▶ **STATED EXERCISE**
Take the entries below and reproduce them word for word.

▶ **DATA PROVIDED**
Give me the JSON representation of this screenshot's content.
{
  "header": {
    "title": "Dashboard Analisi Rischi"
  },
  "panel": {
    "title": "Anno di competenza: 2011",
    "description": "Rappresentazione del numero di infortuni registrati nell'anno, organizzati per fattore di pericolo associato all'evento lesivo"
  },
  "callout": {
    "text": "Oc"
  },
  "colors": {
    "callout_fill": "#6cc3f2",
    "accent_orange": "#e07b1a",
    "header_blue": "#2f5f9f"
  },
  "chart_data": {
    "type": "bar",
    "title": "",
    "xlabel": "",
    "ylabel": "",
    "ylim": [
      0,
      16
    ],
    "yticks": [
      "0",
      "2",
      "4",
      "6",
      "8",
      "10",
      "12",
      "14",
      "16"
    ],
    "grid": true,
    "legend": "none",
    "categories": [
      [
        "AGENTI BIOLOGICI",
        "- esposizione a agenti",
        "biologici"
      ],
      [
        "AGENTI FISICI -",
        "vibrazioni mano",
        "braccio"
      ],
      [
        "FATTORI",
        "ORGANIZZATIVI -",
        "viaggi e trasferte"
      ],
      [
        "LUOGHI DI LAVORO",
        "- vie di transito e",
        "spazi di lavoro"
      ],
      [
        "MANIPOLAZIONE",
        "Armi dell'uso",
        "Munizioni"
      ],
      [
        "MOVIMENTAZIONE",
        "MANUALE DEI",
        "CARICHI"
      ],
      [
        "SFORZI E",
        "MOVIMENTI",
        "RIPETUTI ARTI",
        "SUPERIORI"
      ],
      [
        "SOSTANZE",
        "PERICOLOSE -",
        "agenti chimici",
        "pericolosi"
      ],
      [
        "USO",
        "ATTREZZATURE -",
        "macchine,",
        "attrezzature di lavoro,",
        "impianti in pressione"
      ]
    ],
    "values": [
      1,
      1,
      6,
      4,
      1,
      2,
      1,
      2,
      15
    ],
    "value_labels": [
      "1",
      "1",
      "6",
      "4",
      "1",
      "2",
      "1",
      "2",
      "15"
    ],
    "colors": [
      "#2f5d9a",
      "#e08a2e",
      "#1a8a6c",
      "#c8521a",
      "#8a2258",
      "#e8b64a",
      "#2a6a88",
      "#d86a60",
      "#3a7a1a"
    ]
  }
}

▶ **EXPECTED ANSWER**
Give me the JSON representation of this screenshot's content.
{
  "header": {
    "title": "Dashboard Analisi Rischi"
  },
  "panel": {
    "title": "Anno di competenza: 2011",
    "description": "Rappresentazione del numero di infortuni registrati nell'anno, organizzati per fattore di pericolo associato all'evento lesivo"
  },
  "callout": {
    "text": "Oc"
  },
  "colors": {
    "callout_fill": "#6cc3f2",
    "accent_orange": "#e07b1a",
    "header_blue": "#2f5f9f"
  },
  "chart_data": {
    "type": "bar",
    "title": "",
    "xlabel": "",
    "ylabel": "",
    "ylim": [
      0,
      16
    ],
    "yticks": [
      "0",
      "2",
      "4",
      "6",
      "8",
      "10",
      "12",
      "14",
      "16"
    ],
    "grid": true,
    "legend": "none",
    "categories": [
      [
        "AGENTI BIOLOGICI",
        "- esposizione a agenti",
        "biologici"
      ],
      [
        "AGENTI FISICI -",
        "vibrazioni mano",
        "braccio"
      ],
      [
        "FATTORI",
        "ORGANIZZATIVI -",
        "viaggi e trasferte"
      ],
      [
        "LUOGHI DI LAVORO",
        "- vie di transito e",
        "spazi di lavoro"
      ],
      [
        "MANIPOLAZIONE",
        "Armi dell'uso",
        "Munizioni"
      ],
      [
        "MOVIMENTAZIONE",
        "MANUALE DEI",
        "CARICHI"
      ],
      [
        "SFORZI E",
        "MOVIMENTI",
        "RIPETUTI ARTI",
        "SUPERIORI"
      ],
      [
        "SOSTANZE",
        "PERICOLOSE -",
        "agenti chimici",
        "pericolosi"
      ],
      [
        "USO",
        "ATTREZZATURE -",
        "macchine,",
        "attrezzature di lavoro,",
        "impianti in pressione"
      ]
    ],
    "values": [
      1,
      1,
      6,
      4,
      1,
      2,
      1,
      2,
      15
    ],
    "value_labels": [
      "1",
      "1",
      "6",
      "4",
      "1",
      "2",
      "1",
      "2",
      "15"
    ],
    "colors": [
      "#2f5d9a",
      "#e08a2e",
      "#1a8a6c",
      "#c8521a",
      "#8a2258",
      "#e8b64a",
      "#2a6a88",
      "#d86a60",
      "#3a7a1a"
    ]
  }
}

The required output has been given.